Passage –

——

Many factors will determine the barcode printing and finishing technology to be used.
The quality and performance required, size, the end-use application, whether the barcoded information is static (all codes within the run or batch have the same value) or dynamic (the code values run consecutively), compliance requirements, the volume of labels to be produced, and whether the barcode will require protection from rubbing, scuffing, scratching, moisture, oil, grease, etc.
An example of barcode static information would be that found on EAN/UPC retail labels, while dynamic information can be found on sequential coded or numbered labels in which each label carries a different code.
If the label or product packaging carries a EAN/UPC barcoded label, then it is usually printed during the normal label or package printing run.
The label or package printer will have to obtain a barcode master from one of the specialist vendors. Some label printers using graphic arts pre-press system (e.g. Esko) to produce their press files will also be able to use the system software to produce the barcode themselves.
There are also many barcoding software packages available.
One of the major considerations when selecting the barcode printing process is the size of the barcode symbology. The minimum size (magnification) and correct Bar Width Reduction (BWR) for a symbol varies by printing process and even from press to press. Printing companies should establish a minimum symbol size (magnification) and BWR to achieve acceptable and repeatable quality results.
For the volume production of barcoded labels that carry static coded information, then web- or sheet-fed analogue printing processes that include flexography, letterpress, offset lithography and gravure are regularly used.
More recently, digital label printing using electrophotographic (wet or dry toner) and inkjet technology has gained much favor. Digital also has the benefit of being able to produce sequential, variable or random coding, rather than just fixed data.
It should perhaps be noted that many printing processes require barcodes to be printed in a specific orientation to the feed direction of the web or sheet. For example when printing by flexography it is proposed that the bars should run parallel to the press direction. If the bars are required to run perpendicular to the press direction then the barcode symbol should be checked to ensure that it is not distorted.

——

Requests –
A. According to the passage on barcode printing, why should printing companies set their own minimum symbol size and Bar Width Reduction?
B. In the barcode printing passage, which way is it proposed that the bars should run when printing by flexography?

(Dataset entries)
——

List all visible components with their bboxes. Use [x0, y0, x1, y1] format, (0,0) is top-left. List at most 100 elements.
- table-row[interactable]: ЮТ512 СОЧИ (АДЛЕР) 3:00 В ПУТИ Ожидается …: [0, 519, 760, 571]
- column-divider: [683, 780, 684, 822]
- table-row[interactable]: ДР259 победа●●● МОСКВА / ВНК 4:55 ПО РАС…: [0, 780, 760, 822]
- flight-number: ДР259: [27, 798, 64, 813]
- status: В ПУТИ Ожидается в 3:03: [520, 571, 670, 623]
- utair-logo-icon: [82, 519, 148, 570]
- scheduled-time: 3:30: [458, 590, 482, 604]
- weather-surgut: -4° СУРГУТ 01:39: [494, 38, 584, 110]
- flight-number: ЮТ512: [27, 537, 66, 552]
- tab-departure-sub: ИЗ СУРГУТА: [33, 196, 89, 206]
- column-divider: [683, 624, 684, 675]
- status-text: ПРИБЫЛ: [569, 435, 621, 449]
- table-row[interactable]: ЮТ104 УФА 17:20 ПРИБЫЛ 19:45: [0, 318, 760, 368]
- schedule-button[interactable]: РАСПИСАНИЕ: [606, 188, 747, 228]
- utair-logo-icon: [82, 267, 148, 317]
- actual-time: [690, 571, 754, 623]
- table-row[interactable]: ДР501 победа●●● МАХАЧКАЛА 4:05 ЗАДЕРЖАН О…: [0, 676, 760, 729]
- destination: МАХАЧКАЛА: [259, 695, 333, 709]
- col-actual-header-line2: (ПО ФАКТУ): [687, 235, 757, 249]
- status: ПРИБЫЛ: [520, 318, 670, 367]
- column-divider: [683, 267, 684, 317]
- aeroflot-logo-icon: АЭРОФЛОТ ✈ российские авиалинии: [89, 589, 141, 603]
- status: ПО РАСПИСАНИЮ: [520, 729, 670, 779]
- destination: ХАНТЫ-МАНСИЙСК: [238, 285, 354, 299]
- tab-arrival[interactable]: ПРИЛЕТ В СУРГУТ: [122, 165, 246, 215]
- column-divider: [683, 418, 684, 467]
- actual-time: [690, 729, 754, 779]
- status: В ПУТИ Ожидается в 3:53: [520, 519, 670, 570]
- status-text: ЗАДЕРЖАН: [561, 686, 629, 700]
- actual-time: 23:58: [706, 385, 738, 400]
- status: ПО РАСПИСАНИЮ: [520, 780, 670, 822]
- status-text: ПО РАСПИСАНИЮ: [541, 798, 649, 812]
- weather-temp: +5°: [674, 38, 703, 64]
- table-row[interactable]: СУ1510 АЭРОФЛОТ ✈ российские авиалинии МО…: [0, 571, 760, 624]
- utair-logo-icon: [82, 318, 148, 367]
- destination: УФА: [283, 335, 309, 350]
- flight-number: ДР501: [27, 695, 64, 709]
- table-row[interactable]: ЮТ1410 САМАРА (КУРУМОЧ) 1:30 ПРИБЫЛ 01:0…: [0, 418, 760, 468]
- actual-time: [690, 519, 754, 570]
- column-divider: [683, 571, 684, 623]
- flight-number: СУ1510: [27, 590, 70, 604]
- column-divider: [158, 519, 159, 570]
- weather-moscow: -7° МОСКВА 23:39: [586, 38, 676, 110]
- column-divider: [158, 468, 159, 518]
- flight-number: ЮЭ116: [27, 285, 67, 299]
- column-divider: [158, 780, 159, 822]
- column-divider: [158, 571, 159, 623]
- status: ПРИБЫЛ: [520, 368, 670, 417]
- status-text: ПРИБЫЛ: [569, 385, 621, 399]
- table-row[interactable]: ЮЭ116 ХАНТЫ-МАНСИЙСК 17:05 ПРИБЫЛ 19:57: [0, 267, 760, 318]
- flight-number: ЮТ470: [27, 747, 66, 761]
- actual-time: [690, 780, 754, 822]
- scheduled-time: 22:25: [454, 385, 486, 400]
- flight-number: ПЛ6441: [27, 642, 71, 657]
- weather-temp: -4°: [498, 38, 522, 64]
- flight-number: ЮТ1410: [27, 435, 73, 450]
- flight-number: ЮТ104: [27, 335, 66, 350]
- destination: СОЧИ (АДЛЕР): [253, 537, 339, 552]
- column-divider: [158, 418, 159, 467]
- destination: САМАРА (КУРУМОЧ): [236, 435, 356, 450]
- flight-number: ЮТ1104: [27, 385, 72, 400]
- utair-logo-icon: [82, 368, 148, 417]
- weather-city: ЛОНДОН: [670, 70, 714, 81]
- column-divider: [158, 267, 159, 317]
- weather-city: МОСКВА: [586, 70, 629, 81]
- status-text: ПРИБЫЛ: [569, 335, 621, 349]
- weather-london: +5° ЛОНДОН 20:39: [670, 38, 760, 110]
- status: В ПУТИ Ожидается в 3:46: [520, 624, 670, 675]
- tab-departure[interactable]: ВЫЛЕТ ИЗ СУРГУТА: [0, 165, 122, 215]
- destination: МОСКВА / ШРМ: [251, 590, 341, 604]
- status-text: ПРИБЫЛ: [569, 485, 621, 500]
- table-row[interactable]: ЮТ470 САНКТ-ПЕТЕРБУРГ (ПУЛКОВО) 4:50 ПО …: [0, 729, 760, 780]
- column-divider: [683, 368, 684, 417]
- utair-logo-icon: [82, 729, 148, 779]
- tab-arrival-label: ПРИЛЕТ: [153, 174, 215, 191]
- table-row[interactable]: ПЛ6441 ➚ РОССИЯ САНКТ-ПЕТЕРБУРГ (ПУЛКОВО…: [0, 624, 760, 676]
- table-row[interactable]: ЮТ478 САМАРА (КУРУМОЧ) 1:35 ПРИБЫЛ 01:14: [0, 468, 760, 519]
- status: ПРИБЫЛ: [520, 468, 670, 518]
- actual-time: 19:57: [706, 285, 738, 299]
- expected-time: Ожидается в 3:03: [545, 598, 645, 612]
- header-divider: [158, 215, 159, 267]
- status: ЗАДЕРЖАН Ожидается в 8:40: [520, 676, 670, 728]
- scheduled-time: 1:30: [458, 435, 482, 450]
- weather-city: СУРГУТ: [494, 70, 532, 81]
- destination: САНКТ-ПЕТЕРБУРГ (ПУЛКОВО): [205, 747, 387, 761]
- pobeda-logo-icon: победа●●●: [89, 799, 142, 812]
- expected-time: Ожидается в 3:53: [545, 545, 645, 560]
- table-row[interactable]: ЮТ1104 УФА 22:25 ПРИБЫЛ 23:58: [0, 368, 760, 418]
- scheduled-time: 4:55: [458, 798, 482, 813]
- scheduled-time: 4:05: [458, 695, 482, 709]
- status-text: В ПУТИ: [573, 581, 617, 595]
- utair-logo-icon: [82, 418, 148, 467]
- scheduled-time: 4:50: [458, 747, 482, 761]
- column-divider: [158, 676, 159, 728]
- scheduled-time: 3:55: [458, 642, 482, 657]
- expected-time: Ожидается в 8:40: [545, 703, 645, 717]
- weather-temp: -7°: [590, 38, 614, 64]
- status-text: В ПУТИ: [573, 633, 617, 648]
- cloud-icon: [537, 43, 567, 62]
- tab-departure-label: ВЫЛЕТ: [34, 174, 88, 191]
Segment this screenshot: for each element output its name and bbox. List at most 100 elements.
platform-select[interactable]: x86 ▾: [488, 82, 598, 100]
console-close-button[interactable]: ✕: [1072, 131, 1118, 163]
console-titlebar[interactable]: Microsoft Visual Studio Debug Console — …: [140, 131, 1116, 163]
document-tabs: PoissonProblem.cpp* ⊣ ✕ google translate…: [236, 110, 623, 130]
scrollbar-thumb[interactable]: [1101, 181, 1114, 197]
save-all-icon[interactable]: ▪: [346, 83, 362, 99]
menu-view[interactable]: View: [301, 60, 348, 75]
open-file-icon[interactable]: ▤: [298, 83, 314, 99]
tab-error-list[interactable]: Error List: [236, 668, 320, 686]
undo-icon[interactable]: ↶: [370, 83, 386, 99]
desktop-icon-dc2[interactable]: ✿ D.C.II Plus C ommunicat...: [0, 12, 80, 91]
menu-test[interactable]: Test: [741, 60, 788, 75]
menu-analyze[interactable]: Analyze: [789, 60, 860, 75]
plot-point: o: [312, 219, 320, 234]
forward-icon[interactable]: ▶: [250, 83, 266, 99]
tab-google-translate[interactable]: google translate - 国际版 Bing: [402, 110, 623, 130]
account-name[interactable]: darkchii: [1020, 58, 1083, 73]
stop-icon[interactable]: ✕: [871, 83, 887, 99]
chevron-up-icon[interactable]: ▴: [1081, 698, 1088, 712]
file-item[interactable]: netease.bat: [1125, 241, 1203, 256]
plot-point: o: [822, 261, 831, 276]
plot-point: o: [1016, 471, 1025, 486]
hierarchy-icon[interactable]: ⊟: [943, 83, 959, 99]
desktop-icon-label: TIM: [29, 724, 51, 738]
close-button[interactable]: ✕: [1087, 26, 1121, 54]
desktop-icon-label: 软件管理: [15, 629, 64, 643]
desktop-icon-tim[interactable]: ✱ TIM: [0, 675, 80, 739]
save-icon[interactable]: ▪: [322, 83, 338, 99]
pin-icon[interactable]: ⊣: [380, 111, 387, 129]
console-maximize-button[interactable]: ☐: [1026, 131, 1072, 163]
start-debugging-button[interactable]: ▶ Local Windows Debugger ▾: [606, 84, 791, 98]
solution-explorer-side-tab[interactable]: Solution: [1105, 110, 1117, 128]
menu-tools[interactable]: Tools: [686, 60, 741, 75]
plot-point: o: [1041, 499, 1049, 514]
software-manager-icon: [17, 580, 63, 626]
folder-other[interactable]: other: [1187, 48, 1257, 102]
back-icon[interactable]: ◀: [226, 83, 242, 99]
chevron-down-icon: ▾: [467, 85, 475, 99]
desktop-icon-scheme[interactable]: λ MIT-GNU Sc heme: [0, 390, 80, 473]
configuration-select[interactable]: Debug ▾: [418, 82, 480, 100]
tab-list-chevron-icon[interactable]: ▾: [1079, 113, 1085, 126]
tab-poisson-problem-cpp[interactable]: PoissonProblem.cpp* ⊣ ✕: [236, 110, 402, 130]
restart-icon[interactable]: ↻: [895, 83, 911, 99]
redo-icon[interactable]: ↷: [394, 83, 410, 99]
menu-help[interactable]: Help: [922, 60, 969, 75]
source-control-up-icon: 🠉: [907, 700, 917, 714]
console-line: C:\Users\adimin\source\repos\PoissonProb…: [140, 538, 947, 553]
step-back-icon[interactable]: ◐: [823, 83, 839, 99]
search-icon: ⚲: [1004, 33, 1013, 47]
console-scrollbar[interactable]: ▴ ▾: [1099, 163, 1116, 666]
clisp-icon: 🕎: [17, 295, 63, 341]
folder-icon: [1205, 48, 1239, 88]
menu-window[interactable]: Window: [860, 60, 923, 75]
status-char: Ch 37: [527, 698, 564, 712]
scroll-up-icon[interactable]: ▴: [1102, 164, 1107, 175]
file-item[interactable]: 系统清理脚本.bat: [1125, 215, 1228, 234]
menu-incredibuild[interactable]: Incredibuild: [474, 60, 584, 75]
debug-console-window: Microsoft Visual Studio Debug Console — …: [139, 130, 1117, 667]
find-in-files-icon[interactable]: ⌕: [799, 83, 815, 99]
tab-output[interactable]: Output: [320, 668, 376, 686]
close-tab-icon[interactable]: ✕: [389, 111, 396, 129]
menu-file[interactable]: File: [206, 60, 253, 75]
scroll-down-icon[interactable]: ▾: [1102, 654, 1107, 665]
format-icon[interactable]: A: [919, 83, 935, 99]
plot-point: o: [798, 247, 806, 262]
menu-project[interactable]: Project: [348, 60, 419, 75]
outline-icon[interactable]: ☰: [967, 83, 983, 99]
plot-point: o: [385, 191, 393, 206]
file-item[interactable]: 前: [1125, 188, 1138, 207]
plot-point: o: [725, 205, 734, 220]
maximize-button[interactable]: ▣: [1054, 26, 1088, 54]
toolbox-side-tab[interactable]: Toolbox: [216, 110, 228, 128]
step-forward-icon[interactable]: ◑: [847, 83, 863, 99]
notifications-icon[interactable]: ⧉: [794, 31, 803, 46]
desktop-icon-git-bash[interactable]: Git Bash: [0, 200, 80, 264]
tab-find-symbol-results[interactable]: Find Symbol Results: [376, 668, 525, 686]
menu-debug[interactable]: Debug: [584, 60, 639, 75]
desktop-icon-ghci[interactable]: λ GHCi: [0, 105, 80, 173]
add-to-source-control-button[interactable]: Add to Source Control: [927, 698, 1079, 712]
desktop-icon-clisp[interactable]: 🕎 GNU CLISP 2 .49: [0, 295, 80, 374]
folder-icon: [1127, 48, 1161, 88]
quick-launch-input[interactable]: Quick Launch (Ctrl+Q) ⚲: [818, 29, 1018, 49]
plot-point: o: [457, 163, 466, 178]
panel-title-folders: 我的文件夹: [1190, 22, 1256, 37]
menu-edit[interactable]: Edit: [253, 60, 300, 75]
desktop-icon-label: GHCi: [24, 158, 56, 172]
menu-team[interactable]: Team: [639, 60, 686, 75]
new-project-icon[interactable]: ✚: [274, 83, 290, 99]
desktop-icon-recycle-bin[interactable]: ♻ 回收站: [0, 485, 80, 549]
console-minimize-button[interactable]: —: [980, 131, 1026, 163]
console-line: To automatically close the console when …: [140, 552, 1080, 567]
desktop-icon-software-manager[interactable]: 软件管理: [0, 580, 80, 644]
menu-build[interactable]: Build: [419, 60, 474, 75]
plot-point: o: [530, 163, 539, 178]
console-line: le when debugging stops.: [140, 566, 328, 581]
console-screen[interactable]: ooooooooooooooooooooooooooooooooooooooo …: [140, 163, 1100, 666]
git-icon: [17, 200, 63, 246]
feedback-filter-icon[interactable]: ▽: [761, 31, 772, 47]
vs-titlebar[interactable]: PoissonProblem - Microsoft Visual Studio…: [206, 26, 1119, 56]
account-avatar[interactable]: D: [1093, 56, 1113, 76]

——

Answers for the exercise –
A. The minimum size (magnification) and correct Bar Width Reduction for a symbol vary by printing process and even from press to press. Setting their own minimums lets printing companies achieve acceptable and repeatable quality results.

B. Parallel to the press direction.